◆ **Task details**: Reproduce each line of the material precisely.
══ Input data
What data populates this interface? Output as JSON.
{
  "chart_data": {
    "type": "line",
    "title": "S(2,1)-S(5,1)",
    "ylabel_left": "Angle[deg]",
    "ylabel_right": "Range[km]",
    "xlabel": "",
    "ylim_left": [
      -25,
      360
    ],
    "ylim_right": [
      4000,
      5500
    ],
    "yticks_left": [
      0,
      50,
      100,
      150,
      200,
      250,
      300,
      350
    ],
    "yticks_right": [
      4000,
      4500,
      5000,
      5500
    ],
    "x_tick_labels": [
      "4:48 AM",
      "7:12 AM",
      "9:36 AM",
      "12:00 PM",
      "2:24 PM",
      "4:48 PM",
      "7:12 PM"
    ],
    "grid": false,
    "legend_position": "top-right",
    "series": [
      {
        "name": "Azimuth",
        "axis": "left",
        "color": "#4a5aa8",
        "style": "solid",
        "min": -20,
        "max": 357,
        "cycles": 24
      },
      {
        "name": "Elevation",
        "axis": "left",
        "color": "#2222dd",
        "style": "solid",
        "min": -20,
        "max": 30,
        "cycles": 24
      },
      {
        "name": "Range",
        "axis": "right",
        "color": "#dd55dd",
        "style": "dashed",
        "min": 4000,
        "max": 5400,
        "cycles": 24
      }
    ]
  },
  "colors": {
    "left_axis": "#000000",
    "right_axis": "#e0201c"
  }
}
════
◆ **Result of this exercise**:
What data populates this interface? Output as JSON.
{
  "chart_data": {
    "type": "line",
    "title": "S(2,1)-S(5,1)",
    "ylabel_left": "Angle[deg]",
    "ylabel_right": "Range[km]",
    "xlabel": "",
    "ylim_left": [
      -25,
      360
    ],
    "ylim_right": [
      4000,
      5500
    ],
    "yticks_left": [
      0,
      50,
      100,
      150,
      200,
      250,
      300,
      350
    ],
    "yticks_right": [
      4000,
      4500,
      5000,
      5500
    ],
    "x_tick_labels": [
      "4:48 AM",
      "7:12 AM",
      "9:36 AM",
      "12:00 PM",
      "2:24 PM",
      "4:48 PM",
      "7:12 PM"
    ],
    "grid": false,
    "legend_position": "top-right",
    "series": [
      {
        "name": "Azimuth",
        "axis": "left",
        "color": "#4a5aa8",
        "style": "solid",
        "min": -20,
        "max": 357,
        "cycles": 24
      },
      {
        "name": "Elevation",
        "axis": "left",
        "color": "#2222dd",
        "style": "solid",
        "min": -20,
        "max": 30,
        "cycles": 24
      },
      {
        "name": "Range",
        "axis": "right",
        "color": "#dd55dd",
        "style": "dashed",
        "min": 4000,
        "max": 5400,
        "cycles": 24
      }
    ]
  },
  "colors": {
    "left_axis": "#000000",
    "right_axis": "#e0201c"
  }
}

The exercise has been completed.